→ **DATASET EXCERPTS**
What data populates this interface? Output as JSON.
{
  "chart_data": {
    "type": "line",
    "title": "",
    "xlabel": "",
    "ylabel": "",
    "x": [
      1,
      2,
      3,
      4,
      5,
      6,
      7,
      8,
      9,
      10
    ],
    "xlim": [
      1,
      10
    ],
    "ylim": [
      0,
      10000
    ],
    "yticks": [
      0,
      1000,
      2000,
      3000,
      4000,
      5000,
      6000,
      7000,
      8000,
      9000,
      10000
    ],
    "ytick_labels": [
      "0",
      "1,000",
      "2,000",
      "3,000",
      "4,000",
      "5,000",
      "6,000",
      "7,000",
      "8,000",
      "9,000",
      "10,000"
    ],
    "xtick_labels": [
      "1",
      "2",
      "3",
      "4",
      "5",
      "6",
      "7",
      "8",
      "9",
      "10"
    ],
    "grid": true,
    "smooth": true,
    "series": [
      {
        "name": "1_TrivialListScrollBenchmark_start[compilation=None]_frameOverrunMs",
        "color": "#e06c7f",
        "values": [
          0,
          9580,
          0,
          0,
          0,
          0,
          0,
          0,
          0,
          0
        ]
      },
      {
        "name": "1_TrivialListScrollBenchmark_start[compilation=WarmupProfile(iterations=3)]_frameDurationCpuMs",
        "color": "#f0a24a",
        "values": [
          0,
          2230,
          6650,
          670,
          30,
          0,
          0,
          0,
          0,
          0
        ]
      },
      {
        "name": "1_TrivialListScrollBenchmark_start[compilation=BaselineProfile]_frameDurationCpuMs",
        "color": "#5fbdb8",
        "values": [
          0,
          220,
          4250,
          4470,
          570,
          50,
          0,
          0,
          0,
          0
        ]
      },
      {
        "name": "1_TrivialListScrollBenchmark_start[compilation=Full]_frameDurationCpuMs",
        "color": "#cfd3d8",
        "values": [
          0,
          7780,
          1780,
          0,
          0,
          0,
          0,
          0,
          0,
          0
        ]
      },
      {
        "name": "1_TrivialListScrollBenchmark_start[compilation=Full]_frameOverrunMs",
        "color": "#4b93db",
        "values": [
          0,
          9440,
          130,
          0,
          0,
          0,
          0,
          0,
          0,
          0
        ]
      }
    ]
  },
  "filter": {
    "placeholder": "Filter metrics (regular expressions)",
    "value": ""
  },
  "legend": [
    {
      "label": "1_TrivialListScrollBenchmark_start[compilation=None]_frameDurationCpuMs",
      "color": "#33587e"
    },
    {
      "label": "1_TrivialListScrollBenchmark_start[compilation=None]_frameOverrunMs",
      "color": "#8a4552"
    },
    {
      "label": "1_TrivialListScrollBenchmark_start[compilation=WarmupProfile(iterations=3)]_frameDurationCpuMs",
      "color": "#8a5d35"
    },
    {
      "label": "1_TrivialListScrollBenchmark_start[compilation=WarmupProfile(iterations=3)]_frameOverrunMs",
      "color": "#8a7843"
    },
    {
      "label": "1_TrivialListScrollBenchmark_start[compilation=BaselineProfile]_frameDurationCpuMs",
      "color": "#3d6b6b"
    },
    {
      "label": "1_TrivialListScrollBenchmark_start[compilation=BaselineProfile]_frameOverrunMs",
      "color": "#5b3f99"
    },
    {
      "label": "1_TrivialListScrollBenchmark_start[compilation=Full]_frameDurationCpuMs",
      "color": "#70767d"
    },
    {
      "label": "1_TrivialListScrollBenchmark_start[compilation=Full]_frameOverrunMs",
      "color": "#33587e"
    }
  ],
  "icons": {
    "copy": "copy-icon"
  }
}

→ **WHAT NEEDS TO BE DONE**
Give the number of lines that hold the word "None" in these records, with nothing added.

→ **FINISHED TASK**
3